## Short exercise
Pick out every line with the word "Output" and copy it.

[Figure dataset records]
....

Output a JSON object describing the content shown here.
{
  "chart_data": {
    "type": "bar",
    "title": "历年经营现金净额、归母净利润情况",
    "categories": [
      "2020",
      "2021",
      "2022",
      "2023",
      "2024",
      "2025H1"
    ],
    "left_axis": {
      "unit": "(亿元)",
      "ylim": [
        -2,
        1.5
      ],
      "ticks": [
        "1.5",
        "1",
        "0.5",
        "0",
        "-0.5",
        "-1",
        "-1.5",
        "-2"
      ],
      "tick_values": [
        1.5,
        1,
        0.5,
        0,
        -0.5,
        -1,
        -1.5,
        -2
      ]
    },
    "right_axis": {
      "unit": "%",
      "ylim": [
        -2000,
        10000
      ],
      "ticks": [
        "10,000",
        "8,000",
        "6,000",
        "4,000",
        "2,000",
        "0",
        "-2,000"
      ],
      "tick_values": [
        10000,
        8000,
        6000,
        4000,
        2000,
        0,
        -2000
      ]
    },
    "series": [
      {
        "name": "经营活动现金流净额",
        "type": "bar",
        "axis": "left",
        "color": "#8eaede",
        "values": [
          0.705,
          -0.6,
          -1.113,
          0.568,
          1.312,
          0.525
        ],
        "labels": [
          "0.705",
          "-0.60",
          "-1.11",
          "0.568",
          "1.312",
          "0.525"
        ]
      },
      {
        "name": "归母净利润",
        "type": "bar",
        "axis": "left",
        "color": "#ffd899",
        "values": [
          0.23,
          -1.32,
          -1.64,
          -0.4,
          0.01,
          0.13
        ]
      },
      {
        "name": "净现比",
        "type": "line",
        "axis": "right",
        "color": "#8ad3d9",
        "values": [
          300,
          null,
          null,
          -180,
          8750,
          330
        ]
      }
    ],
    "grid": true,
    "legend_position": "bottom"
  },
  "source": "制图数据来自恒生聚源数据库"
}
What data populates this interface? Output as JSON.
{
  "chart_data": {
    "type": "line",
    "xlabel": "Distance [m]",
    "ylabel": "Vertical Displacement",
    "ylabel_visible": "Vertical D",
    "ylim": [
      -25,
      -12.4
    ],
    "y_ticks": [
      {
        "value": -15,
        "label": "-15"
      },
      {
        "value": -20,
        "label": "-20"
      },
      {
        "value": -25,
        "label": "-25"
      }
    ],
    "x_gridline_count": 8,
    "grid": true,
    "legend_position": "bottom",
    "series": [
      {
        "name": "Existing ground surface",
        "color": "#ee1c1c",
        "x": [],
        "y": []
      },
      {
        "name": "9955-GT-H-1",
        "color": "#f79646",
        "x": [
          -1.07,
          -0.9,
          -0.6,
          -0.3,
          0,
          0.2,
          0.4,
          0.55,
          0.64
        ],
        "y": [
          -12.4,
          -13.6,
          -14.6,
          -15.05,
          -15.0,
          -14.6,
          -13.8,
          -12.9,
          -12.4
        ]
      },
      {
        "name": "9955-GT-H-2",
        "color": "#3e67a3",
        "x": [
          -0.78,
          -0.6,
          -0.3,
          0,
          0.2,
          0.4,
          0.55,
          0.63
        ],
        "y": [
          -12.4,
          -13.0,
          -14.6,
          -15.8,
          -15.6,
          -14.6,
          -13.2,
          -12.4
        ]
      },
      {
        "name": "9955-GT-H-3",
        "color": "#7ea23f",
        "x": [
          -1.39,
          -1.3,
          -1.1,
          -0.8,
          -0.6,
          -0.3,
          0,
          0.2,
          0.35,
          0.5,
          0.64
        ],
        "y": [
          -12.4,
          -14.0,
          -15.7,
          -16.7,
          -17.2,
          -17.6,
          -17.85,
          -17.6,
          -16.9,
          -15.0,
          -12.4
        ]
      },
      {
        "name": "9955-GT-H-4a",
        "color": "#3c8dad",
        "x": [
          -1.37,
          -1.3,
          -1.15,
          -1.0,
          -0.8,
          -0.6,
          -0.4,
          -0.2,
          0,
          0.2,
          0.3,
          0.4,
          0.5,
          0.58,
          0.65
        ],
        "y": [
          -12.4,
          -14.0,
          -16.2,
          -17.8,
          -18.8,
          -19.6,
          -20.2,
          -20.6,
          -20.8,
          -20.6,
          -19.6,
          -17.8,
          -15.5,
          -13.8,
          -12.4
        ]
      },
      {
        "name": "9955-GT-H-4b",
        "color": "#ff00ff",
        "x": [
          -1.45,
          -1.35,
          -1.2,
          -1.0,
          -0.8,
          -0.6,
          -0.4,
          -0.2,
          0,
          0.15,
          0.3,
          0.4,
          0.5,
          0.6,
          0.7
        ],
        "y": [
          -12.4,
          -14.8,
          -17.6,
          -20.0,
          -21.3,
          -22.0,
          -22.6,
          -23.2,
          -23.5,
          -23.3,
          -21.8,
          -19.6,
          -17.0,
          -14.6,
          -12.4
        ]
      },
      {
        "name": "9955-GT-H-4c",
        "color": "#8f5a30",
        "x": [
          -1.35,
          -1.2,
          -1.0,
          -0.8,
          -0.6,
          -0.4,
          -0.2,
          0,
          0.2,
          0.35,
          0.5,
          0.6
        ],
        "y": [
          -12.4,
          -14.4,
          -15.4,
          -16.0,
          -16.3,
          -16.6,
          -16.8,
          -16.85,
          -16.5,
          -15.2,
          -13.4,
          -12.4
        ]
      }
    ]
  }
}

....

## Expected answer
Output a JSON object describing the content shown here.
What data populates this interface? Output as JSON.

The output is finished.